**DIRECTIVE:**
Return every item below word for word, changing nothing.
########
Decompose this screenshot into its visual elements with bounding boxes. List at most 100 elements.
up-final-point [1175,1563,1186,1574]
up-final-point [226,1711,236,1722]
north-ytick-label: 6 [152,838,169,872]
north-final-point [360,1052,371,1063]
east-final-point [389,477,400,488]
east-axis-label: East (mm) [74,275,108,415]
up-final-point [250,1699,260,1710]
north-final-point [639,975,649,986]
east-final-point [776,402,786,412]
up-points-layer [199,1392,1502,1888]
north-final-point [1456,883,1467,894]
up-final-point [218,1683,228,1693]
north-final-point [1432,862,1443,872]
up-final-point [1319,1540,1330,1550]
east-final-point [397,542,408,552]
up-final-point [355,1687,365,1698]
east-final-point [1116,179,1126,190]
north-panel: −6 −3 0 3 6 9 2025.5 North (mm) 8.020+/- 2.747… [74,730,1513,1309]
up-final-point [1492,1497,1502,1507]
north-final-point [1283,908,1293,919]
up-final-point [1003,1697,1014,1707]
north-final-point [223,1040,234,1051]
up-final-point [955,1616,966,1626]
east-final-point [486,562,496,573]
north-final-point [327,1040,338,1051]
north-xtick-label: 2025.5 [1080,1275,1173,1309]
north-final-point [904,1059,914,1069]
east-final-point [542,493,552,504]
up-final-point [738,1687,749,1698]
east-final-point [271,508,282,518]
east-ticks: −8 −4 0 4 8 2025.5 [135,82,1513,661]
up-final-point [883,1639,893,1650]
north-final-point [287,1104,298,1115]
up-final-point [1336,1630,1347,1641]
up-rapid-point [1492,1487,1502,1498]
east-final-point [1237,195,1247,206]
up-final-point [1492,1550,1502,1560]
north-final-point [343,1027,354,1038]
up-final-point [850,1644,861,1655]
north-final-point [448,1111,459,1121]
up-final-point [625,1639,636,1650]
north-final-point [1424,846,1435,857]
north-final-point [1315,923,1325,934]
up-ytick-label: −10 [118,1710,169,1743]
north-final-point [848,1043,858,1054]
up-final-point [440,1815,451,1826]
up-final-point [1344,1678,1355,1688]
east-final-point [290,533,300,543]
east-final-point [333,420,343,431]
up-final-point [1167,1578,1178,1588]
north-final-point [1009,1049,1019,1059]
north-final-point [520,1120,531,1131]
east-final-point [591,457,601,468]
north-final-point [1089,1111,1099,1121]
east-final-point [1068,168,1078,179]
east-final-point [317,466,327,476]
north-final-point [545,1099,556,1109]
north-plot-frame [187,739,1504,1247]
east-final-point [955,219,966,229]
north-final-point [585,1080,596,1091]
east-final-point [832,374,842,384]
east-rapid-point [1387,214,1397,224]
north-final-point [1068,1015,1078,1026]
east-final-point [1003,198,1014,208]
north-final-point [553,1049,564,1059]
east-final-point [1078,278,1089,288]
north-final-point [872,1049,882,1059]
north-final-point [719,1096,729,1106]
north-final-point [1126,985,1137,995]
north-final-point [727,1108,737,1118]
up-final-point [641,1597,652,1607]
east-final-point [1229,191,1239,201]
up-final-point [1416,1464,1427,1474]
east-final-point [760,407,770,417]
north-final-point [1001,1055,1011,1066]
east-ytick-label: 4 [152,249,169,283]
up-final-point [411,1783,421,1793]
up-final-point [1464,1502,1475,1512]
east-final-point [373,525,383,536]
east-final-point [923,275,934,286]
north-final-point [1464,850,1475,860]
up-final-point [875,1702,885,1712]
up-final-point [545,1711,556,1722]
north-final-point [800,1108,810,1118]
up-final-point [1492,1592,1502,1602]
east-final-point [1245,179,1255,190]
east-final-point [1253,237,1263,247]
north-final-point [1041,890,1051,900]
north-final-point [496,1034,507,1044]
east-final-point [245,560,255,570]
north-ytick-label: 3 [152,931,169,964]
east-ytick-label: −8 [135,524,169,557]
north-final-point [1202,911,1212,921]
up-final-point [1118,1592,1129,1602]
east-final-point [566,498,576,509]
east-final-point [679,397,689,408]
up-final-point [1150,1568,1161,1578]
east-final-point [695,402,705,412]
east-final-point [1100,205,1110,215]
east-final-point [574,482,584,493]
########
**FINAL ANSWER:**
Decompose this screenshot into its visual elements with bounding boxes. List at most 100 elements.
up-final-point [1175,1563,1186,1574]
up-final-point [226,1711,236,1722]
north-ytick-label: 6 [152,838,169,872]
north-final-point [360,1052,371,1063]
east-final-point [389,477,400,488]
east-axis-label: East (mm) [74,275,108,415]
up-final-point [250,1699,260,1710]
north-final-point [639,975,649,986]
east-final-point [776,402,786,412]
up-points-layer [199,1392,1502,1888]
north-final-point [1456,883,1467,894]
up-final-point [218,1683,228,1693]
north-final-point [1432,862,1443,872]
up-final-point [1319,1540,1330,1550]
east-final-point [397,542,408,552]
up-final-point [355,1687,365,1698]
east-final-point [1116,179,1126,190]
north-panel: −6 −3 0 3 6 9 2025.5 North (mm) 8.020+/- 2.747… [74,730,1513,1309]
up-final-point [1492,1497,1502,1507]
north-final-point [1283,908,1293,919]
up-final-point [1003,1697,1014,1707]
north-final-point [223,1040,234,1051]
up-final-point [955,1616,966,1626]
east-final-point [486,562,496,573]
north-final-point [327,1040,338,1051]
north-xtick-label: 2025.5 [1080,1275,1173,1309]
north-final-point [904,1059,914,1069]
east-final-point [542,493,552,504]
up-final-point [738,1687,749,1698]
east-final-point [271,508,282,518]
east-ticks: −8 −4 0 4 8 2025.5 [135,82,1513,661]
up-final-point [883,1639,893,1650]
north-final-point [287,1104,298,1115]
up-final-point [1336,1630,1347,1641]
up-rapid-point [1492,1487,1502,1498]
east-final-point [1237,195,1247,206]
up-final-point [1492,1550,1502,1560]
north-final-point [343,1027,354,1038]
up-final-point [850,1644,861,1655]
north-final-point [448,1111,459,1121]
up-final-point [625,1639,636,1650]
north-final-point [1424,846,1435,857]
north-final-point [1315,923,1325,934]
up-ytick-label: −10 [118,1710,169,1743]
north-final-point [848,1043,858,1054]
up-final-point [440,1815,451,1826]
up-final-point [1344,1678,1355,1688]
east-final-point [290,533,300,543]
east-final-point [333,420,343,431]
up-final-point [1167,1578,1178,1588]
north-final-point [1009,1049,1019,1059]
north-final-point [520,1120,531,1131]
east-final-point [591,457,601,468]
north-final-point [1089,1111,1099,1121]
east-final-point [1068,168,1078,179]
east-final-point [317,466,327,476]
north-final-point [545,1099,556,1109]
north-plot-frame [187,739,1504,1247]
east-final-point [955,219,966,229]
north-final-point [585,1080,596,1091]
east-final-point [832,374,842,384]
east-rapid-point [1387,214,1397,224]
north-final-point [1068,1015,1078,1026]
east-final-point [1003,198,1014,208]
north-final-point [553,1049,564,1059]
east-final-point [1078,278,1089,288]
north-final-point [872,1049,882,1059]
north-final-point [719,1096,729,1106]
north-final-point [1126,985,1137,995]
north-final-point [727,1108,737,1118]
up-final-point [641,1597,652,1607]
east-final-point [1229,191,1239,201]
up-final-point [1416,1464,1427,1474]
east-final-point [760,407,770,417]
north-final-point [1001,1055,1011,1066]
east-ytick-label: 4 [152,249,169,283]
up-final-point [411,1783,421,1793]
up-final-point [1464,1502,1475,1512]
east-final-point [373,525,383,536]
east-final-point [923,275,934,286]
north-final-point [1464,850,1475,860]
up-final-point [875,1702,885,1712]
up-final-point [545,1711,556,1722]
north-final-point [800,1108,810,1118]
up-final-point [1492,1592,1502,1602]
east-final-point [1245,179,1255,190]
east-final-point [1253,237,1263,247]
north-final-point [1041,890,1051,900]
north-final-point [496,1034,507,1044]
east-final-point [245,560,255,570]
north-ytick-label: 3 [152,931,169,964]
east-ytick-label: −8 [135,524,169,557]
north-final-point [1202,911,1212,921]
up-final-point [1118,1592,1129,1602]
east-final-point [566,498,576,509]
east-final-point [679,397,689,408]
up-final-point [1150,1568,1161,1578]
east-final-point [695,402,705,412]
east-final-point [1100,205,1110,215]
east-final-point [574,482,584,493]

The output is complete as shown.